● AIM
Return the listing below exactly, with the pictures dropped.

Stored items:
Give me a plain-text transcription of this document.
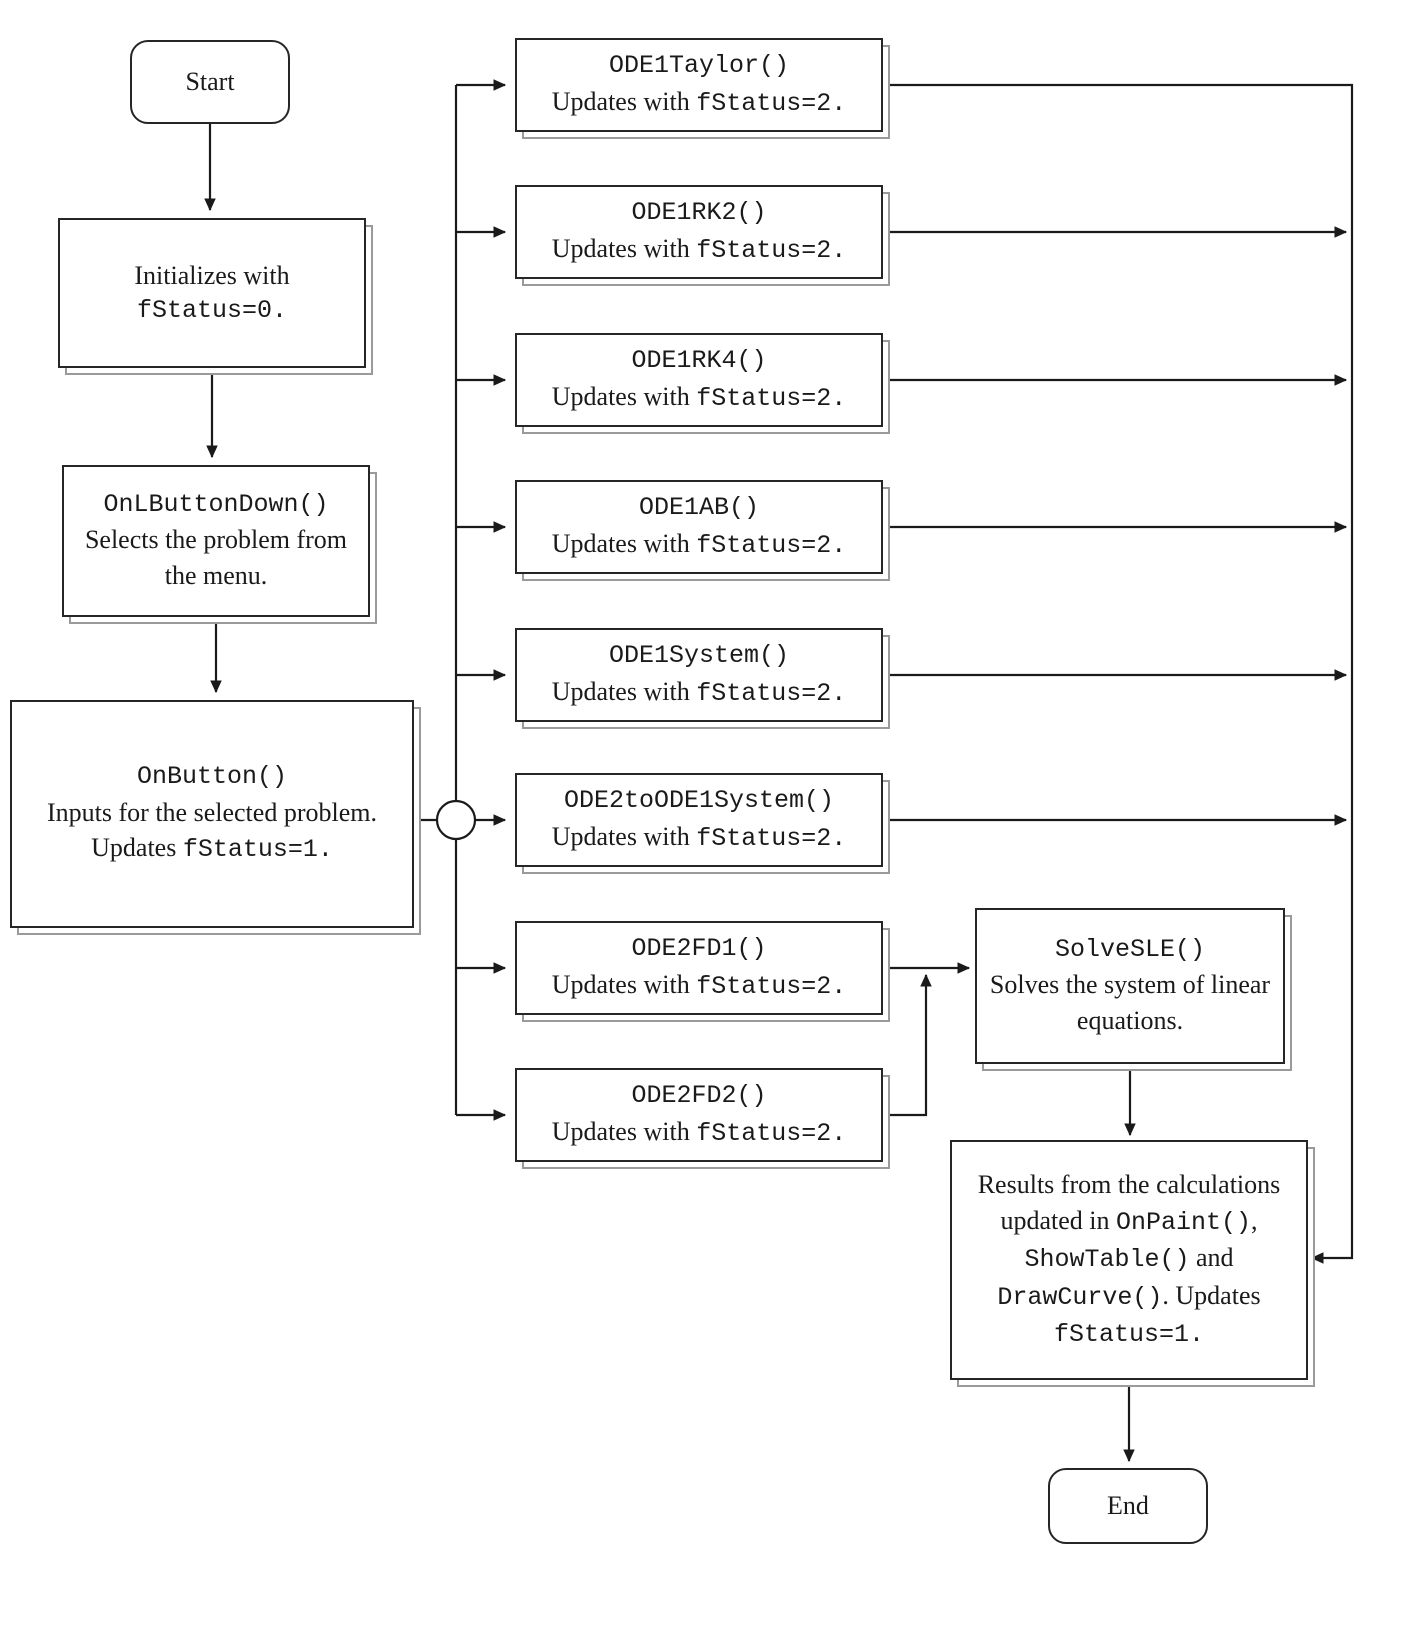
Start
Initializes with
fStatus=0.
OnLButtonDown()
Selects the problem from the menu.
OnButton()
Inputs for the selected problem.
Updates fStatus=1.
ODE1Taylor()
Updates with fStatus=2.
ODE1RK2()
Updates with fStatus=2.
ODE1RK4()
Updates with fStatus=2.
ODE1AB()
Updates with fStatus=2.
ODE1System()
Updates with fStatus=2.
ODE2toODE1System()
Updates with fStatus=2.
ODE2FD1()
Updates with fStatus=2.
ODE2FD2()
Updates with fStatus=2.
SolveSLE()
Solves the system of linear equations.
Results from the calculations updated in OnPaint(), ShowTable() and DrawCurve(). Updates fStatus=1.
End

● RESPONSE
Give me a plain-text transcription of this document.
Start
Initializes with
fStatus=0.
OnLButtonDown()
Selects the problem from the menu.
OnButton()
Inputs for the selected problem.
Updates fStatus=1.
ODE1Taylor()
Updates with fStatus=2.
ODE1RK2()
Updates with fStatus=2.
ODE1RK4()
Updates with fStatus=2.
ODE1AB()
Updates with fStatus=2.
ODE1System()
Updates with fStatus=2.
ODE2toODE1System()
Updates with fStatus=2.
ODE2FD1()
Updates with fStatus=2.
ODE2FD2()
Updates with fStatus=2.
SolveSLE()
Solves the system of linear equations.
Results from the calculations updated in OnPaint(), ShowTable() and DrawCurve(). Updates fStatus=1.
End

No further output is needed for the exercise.